RECORDS SHOWN:

begin

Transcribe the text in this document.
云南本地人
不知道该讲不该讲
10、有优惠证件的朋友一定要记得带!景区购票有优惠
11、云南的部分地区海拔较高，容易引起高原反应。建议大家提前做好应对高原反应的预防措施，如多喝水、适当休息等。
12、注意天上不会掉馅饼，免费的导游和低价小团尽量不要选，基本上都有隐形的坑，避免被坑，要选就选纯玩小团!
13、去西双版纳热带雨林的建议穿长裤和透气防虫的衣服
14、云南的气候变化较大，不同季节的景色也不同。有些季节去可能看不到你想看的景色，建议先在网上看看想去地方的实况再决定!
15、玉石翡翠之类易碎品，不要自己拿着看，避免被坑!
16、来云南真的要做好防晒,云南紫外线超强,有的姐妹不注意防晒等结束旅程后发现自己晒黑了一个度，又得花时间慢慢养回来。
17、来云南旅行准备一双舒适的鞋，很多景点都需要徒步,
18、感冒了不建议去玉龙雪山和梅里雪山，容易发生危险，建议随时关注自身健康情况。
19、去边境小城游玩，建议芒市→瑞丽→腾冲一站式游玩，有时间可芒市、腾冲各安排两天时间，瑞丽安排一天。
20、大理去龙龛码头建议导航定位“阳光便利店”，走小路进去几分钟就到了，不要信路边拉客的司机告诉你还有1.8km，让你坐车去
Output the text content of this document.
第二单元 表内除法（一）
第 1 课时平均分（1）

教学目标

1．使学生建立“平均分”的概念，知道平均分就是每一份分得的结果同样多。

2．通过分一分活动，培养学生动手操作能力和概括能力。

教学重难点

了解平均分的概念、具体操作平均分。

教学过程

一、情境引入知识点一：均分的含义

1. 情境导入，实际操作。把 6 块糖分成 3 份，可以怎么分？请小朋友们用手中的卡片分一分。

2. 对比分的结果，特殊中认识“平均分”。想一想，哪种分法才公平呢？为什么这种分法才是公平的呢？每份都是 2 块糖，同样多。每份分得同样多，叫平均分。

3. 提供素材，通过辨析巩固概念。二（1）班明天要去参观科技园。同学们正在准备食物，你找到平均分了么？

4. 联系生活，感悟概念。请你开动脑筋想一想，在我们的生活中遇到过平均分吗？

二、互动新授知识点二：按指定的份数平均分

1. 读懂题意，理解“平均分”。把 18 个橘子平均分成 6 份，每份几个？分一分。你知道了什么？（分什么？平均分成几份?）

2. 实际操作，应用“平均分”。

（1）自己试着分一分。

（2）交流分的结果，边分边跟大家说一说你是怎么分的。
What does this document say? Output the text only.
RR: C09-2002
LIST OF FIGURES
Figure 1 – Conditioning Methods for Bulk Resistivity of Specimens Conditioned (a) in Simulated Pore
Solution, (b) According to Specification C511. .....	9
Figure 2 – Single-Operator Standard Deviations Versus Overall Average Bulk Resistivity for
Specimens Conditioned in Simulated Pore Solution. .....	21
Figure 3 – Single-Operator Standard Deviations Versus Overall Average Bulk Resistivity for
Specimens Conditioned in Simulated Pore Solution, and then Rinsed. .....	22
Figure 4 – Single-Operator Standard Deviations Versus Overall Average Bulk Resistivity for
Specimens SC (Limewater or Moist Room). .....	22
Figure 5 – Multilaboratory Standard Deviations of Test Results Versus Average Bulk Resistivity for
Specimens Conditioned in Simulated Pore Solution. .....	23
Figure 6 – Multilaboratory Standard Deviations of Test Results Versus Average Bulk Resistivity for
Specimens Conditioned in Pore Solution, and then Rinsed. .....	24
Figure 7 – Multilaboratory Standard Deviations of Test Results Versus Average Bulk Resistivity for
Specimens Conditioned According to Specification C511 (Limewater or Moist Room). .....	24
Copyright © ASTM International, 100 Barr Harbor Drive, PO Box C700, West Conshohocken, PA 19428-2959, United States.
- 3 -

end

GIVEN PROBLEM: Read through the entries and copy every line that includes "Specification".

THE RESPONSE:
Solution, (b) According to Specification C511. .....	9
Specimens Conditioned According to Specification C511 (Limewater or Moist Room). .....	24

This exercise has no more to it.